_TASK DIRECTIONS_
Write out each record below exactly as it appears, with no pictures.

(Entries taken from a collection)
-=-=-=-=-
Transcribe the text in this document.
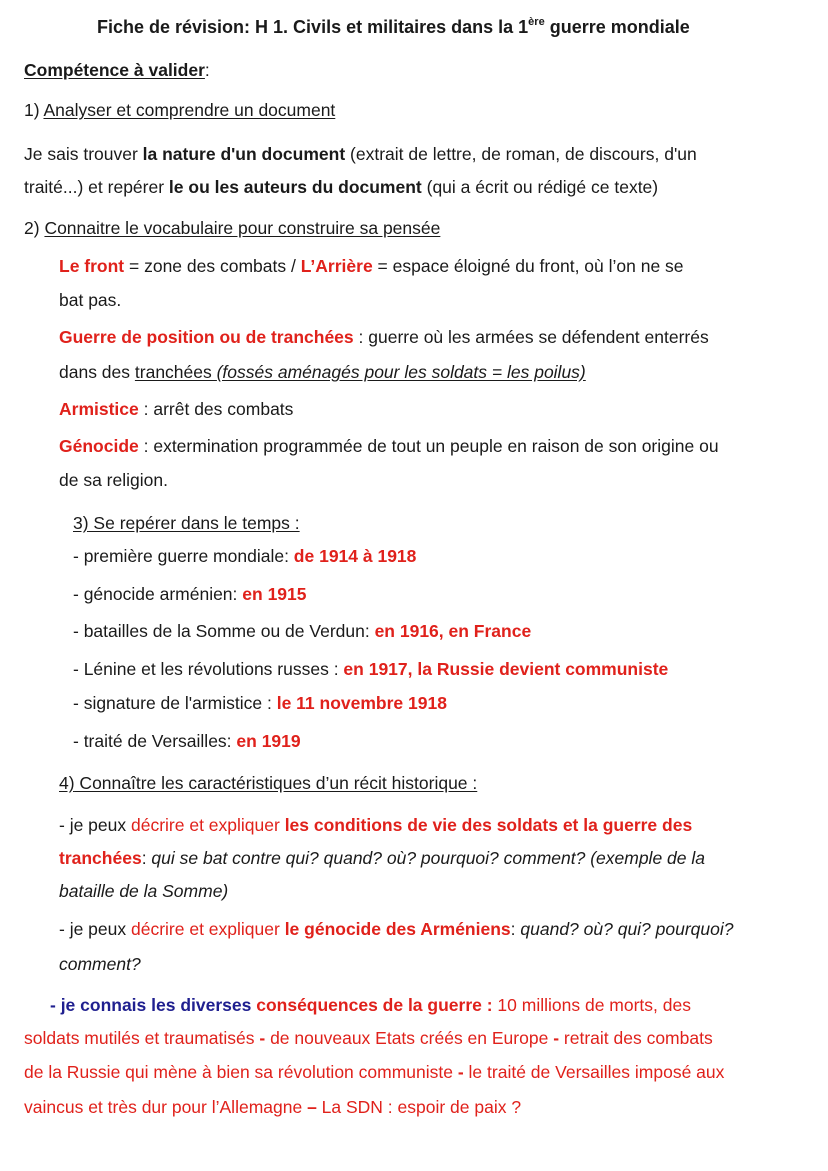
Fiche de révision: H 1. Civils et militaires dans la 1ère guerre mondiale
Compétence à valider:
1) Analyser et comprendre un document
Je sais trouver la nature d'un document (extrait de lettre, de roman, de discours, d'un
traité...) et repérer le ou les auteurs du document (qui a écrit ou rédigé ce texte)
2) Connaitre le vocabulaire pour construire sa pensée
Le front = zone des combats / L’Arrière = espace éloigné du front, où l’on ne se
bat pas.
Guerre de position ou de tranchées : guerre où les armées se défendent enterrés
dans des tranchées (fossés aménagés pour les soldats = les poilus)
Armistice : arrêt des combats
Génocide : extermination programmée de tout un peuple en raison de son origine ou
de sa religion.
3) Se repérer dans le temps :
- première guerre mondiale: de 1914 à 1918
- génocide arménien: en 1915
- batailles de la Somme ou de Verdun: en 1916, en France
- Lénine et les révolutions russes : en 1917, la Russie devient communiste
- signature de l'armistice : le 11 novembre 1918
- traité de Versailles: en 1919
4) Connaître les caractéristiques d’un récit historique :
- je peux décrire et expliquer les conditions de vie des soldats et la guerre des
tranchées: qui se bat contre qui? quand? où? pourquoi? comment? (exemple de la
bataille de la Somme)
- je peux décrire et expliquer le génocide des Arméniens: quand? où? qui? pourquoi?
comment?
- je connais les diverses conséquences de la guerre : 10 millions de morts, des
soldats mutilés et traumatisés - de nouveaux Etats créés en Europe - retrait des combats
de la Russie qui mène à bien sa révolution communiste - le traité de Versailles imposé aux
vaincus et très dur pour l’Allemagne – La SDN : espoir de paix ?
-=-=-=-=-
_SOLUTION TO THIS PROBLEM_
Transcribe the text in this document.
Fiche de révision: H 1. Civils et militaires dans la 1ère guerre mondiale
Compétence à valider:
1) Analyser et comprendre un document
Je sais trouver la nature d'un document (extrait de lettre, de roman, de discours, d'un
traité...) et repérer le ou les auteurs du document (qui a écrit ou rédigé ce texte)
2) Connaitre le vocabulaire pour construire sa pensée
Le front = zone des combats / L’Arrière = espace éloigné du front, où l’on ne se
bat pas.
Guerre de position ou de tranchées : guerre où les armées se défendent enterrés
dans des tranchées (fossés aménagés pour les soldats = les poilus)
Armistice : arrêt des combats
Génocide : extermination programmée de tout un peuple en raison de son origine ou
de sa religion.
3) Se repérer dans le temps :
- première guerre mondiale: de 1914 à 1918
- génocide arménien: en 1915
- batailles de la Somme ou de Verdun: en 1916, en France
- Lénine et les révolutions russes : en 1917, la Russie devient communiste
- signature de l'armistice : le 11 novembre 1918
- traité de Versailles: en 1919
4) Connaître les caractéristiques d’un récit historique :
- je peux décrire et expliquer les conditions de vie des soldats et la guerre des
tranchées: qui se bat contre qui? quand? où? pourquoi? comment? (exemple de la
bataille de la Somme)
- je peux décrire et expliquer le génocide des Arméniens: quand? où? qui? pourquoi?
comment?
- je connais les diverses conséquences de la guerre : 10 millions de morts, des
soldats mutilés et traumatisés - de nouveaux Etats créés en Europe - retrait des combats
de la Russie qui mène à bien sa révolution communiste - le traité de Versailles imposé aux
vaincus et très dur pour l’Allemagne – La SDN : espoir de paix ?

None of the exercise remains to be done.